[Problem description] Every record here needs to be written out again exactly.
++++ Records for this exercise
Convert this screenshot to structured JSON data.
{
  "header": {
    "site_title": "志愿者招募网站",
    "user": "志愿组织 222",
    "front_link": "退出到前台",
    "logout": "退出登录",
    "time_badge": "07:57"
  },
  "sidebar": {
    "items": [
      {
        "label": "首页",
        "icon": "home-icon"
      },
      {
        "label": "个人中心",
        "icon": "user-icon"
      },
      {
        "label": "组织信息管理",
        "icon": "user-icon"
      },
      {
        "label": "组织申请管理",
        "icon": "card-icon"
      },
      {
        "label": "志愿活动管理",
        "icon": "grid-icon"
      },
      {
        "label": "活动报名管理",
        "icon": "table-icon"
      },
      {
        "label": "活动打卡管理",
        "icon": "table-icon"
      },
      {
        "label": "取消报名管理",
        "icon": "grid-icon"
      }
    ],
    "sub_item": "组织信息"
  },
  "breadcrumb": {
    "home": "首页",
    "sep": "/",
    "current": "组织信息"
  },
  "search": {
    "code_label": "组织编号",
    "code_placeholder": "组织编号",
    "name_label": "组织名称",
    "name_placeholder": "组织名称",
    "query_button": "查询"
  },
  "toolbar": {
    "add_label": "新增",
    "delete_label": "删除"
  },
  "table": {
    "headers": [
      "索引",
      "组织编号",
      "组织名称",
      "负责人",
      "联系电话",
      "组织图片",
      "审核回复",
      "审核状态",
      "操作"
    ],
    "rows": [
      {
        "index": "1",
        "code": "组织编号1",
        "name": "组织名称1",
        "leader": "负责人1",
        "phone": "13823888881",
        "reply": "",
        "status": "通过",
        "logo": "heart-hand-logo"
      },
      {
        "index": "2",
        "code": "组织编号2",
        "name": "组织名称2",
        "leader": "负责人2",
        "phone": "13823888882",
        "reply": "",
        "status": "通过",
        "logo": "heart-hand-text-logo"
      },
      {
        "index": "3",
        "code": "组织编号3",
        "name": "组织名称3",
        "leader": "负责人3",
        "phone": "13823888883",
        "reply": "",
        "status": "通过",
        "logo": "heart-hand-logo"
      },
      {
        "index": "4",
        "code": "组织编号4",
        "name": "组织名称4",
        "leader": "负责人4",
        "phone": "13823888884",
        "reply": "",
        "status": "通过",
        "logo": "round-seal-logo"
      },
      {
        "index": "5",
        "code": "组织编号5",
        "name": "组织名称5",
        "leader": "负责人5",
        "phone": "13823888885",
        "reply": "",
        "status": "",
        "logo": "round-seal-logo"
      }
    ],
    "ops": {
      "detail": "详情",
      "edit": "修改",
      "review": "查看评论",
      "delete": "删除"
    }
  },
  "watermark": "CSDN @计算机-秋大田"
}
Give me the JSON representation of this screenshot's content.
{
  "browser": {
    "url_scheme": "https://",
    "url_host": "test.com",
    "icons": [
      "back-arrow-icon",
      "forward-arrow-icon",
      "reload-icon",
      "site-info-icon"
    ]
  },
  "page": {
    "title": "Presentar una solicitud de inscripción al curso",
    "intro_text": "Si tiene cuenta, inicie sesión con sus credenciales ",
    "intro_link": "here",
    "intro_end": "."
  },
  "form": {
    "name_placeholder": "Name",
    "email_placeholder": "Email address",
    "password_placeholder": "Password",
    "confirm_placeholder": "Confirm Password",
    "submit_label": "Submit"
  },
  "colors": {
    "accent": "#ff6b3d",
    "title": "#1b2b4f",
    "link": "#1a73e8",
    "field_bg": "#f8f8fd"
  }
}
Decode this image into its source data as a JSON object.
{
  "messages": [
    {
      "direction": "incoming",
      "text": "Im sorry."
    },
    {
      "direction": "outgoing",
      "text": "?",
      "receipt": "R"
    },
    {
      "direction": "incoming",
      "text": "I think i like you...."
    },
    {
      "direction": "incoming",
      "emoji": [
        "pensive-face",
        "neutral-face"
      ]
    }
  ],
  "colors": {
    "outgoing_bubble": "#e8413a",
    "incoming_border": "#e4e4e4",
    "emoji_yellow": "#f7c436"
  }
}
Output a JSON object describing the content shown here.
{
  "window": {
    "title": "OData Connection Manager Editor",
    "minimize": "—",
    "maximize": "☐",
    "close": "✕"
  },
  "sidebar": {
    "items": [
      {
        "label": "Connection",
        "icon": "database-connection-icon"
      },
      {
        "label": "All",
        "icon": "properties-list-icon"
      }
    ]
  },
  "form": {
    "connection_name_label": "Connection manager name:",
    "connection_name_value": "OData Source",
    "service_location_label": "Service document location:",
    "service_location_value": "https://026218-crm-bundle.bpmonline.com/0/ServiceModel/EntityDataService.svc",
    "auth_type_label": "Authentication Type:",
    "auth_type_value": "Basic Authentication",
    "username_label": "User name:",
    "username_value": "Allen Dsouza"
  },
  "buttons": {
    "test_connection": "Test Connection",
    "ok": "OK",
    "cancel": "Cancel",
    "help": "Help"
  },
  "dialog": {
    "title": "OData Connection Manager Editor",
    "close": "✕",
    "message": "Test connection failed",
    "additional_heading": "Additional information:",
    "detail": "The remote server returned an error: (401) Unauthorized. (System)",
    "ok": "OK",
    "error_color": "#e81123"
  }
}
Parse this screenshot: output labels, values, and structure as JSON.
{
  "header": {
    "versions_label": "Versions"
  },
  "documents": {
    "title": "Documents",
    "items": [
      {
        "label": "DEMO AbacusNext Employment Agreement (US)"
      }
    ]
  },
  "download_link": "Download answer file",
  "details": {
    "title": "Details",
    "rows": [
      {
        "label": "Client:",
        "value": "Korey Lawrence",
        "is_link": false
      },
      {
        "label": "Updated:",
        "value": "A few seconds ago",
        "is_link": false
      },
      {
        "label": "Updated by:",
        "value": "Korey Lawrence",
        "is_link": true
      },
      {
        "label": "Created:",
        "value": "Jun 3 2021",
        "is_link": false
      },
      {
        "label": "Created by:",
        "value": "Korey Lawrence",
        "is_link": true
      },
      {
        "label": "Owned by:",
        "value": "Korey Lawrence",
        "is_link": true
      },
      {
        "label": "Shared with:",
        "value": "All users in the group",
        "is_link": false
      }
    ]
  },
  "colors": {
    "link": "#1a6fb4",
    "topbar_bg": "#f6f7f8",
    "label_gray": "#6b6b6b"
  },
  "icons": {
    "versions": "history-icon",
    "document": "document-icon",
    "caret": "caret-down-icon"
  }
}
++++++++
[Solution below]
Convert this screenshot to structured JSON data.
{
  "header": {
    "site_title": "志愿者招募网站",
    "user": "志愿组织 222",
    "front_link": "退出到前台",
    "logout": "退出登录",
    "time_badge": "07:57"
  },
  "sidebar": {
    "items": [
      {
        "label": "首页",
        "icon": "home-icon"
      },
      {
        "label": "个人中心",
        "icon": "user-icon"
      },
      {
        "label": "组织信息管理",
        "icon": "user-icon"
      },
      {
        "label": "组织申请管理",
        "icon": "card-icon"
      },
      {
        "label": "志愿活动管理",
        "icon": "grid-icon"
      },
      {
        "label": "活动报名管理",
        "icon": "table-icon"
      },
      {
        "label": "活动打卡管理",
        "icon": "table-icon"
      },
      {
        "label": "取消报名管理",
        "icon": "grid-icon"
      }
    ],
    "sub_item": "组织信息"
  },
  "breadcrumb": {
    "home": "首页",
    "sep": "/",
    "current": "组织信息"
  },
  "search": {
    "code_label": "组织编号",
    "code_placeholder": "组织编号",
    "name_label": "组织名称",
    "name_placeholder": "组织名称",
    "query_button": "查询"
  },
  "toolbar": {
    "add_label": "新增",
    "delete_label": "删除"
  },
  "table": {
    "headers": [
      "索引",
      "组织编号",
      "组织名称",
      "负责人",
      "联系电话",
      "组织图片",
      "审核回复",
      "审核状态",
      "操作"
    ],
    "rows": [
      {
        "index": "1",
        "code": "组织编号1",
        "name": "组织名称1",
        "leader": "负责人1",
        "phone": "13823888881",
        "reply": "",
        "status": "通过",
        "logo": "heart-hand-logo"
      },
      {
        "index": "2",
        "code": "组织编号2",
        "name": "组织名称2",
        "leader": "负责人2",
        "phone": "13823888882",
        "reply": "",
        "status": "通过",
        "logo": "heart-hand-text-logo"
      },
      {
        "index": "3",
        "code": "组织编号3",
        "name": "组织名称3",
        "leader": "负责人3",
        "phone": "13823888883",
        "reply": "",
        "status": "通过",
        "logo": "heart-hand-logo"
      },
      {
        "index": "4",
        "code": "组织编号4",
        "name": "组织名称4",
        "leader": "负责人4",
        "phone": "13823888884",
        "reply": "",
        "status": "通过",
        "logo": "round-seal-logo"
      },
      {
        "index": "5",
        "code": "组织编号5",
        "name": "组织名称5",
        "leader": "负责人5",
        "phone": "13823888885",
        "reply": "",
        "status": "",
        "logo": "round-seal-logo"
      }
    ],
    "ops": {
      "detail": "详情",
      "edit": "修改",
      "review": "查看评论",
      "delete": "删除"
    }
  },
  "watermark": "CSDN @计算机-秋大田"
}
Give me the JSON representation of this screenshot's content.
{
  "browser": {
    "url_scheme": "https://",
    "url_host": "test.com",
    "icons": [
      "back-arrow-icon",
      "forward-arrow-icon",
      "reload-icon",
      "site-info-icon"
    ]
  },
  "page": {
    "title": "Presentar una solicitud de inscripción al curso",
    "intro_text": "Si tiene cuenta, inicie sesión con sus credenciales ",
    "intro_link": "here",
    "intro_end": "."
  },
  "form": {
    "name_placeholder": "Name",
    "email_placeholder": "Email address",
    "password_placeholder": "Password",
    "confirm_placeholder": "Confirm Password",
    "submit_label": "Submit"
  },
  "colors": {
    "accent": "#ff6b3d",
    "title": "#1b2b4f",
    "link": "#1a73e8",
    "field_bg": "#f8f8fd"
  }
}
Decode this image into its source data as a JSON object.
{
  "messages": [
    {
      "direction": "incoming",
      "text": "Im sorry."
    },
    {
      "direction": "outgoing",
      "text": "?",
      "receipt": "R"
    },
    {
      "direction": "incoming",
      "text": "I think i like you...."
    },
    {
      "direction": "incoming",
      "emoji": [
        "pensive-face",
        "neutral-face"
      ]
    }
  ],
  "colors": {
    "outgoing_bubble": "#e8413a",
    "incoming_border": "#e4e4e4",
    "emoji_yellow": "#f7c436"
  }
}
Output a JSON object describing the content shown here.
{
  "window": {
    "title": "OData Connection Manager Editor",
    "minimize": "—",
    "maximize": "☐",
    "close": "✕"
  },
  "sidebar": {
    "items": [
      {
        "label": "Connection",
        "icon": "database-connection-icon"
      },
      {
        "label": "All",
        "icon": "properties-list-icon"
      }
    ]
  },
  "form": {
    "connection_name_label": "Connection manager name:",
    "connection_name_value": "OData Source",
    "service_location_label": "Service document location:",
    "service_location_value": "https://026218-crm-bundle.bpmonline.com/0/ServiceModel/EntityDataService.svc",
    "auth_type_label": "Authentication Type:",
    "auth_type_value": "Basic Authentication",
    "username_label": "User name:",
    "username_value": "Allen Dsouza"
  },
  "buttons": {
    "test_connection": "Test Connection",
    "ok": "OK",
    "cancel": "Cancel",
    "help": "Help"
  },
  "dialog": {
    "title": "OData Connection Manager Editor",
    "close": "✕",
    "message": "Test connection failed",
    "additional_heading": "Additional information:",
    "detail": "The remote server returned an error: (401) Unauthorized. (System)",
    "ok": "OK",
    "error_color": "#e81123"
  }
}
Parse this screenshot: output labels, values, and structure as JSON.
{
  "header": {
    "versions_label": "Versions"
  },
  "documents": {
    "title": "Documents",
    "items": [
      {
        "label": "DEMO AbacusNext Employment Agreement (US)"
      }
    ]
  },
  "download_link": "Download answer file",
  "details": {
    "title": "Details",
    "rows": [
      {
        "label": "Client:",
        "value": "Korey Lawrence",
        "is_link": false
      },
      {
        "label": "Updated:",
        "value": "A few seconds ago",
        "is_link": false
      },
      {
        "label": "Updated by:",
        "value": "Korey Lawrence",
        "is_link": true
      },
      {
        "label": "Created:",
        "value": "Jun 3 2021",
        "is_link": false
      },
      {
        "label": "Created by:",
        "value": "Korey Lawrence",
        "is_link": true
      },
      {
        "label": "Owned by:",
        "value": "Korey Lawrence",
        "is_link": true
      },
      {
        "label": "Shared with:",
        "value": "All users in the group",
        "is_link": false
      }
    ]
  },
  "colors": {
    "link": "#1a6fb4",
    "topbar_bg": "#f6f7f8",
    "label_gray": "#6b6b6b"
  },
  "icons": {
    "versions": "history-icon",
    "document": "document-icon",
    "caret": "caret-down-icon"
  }
}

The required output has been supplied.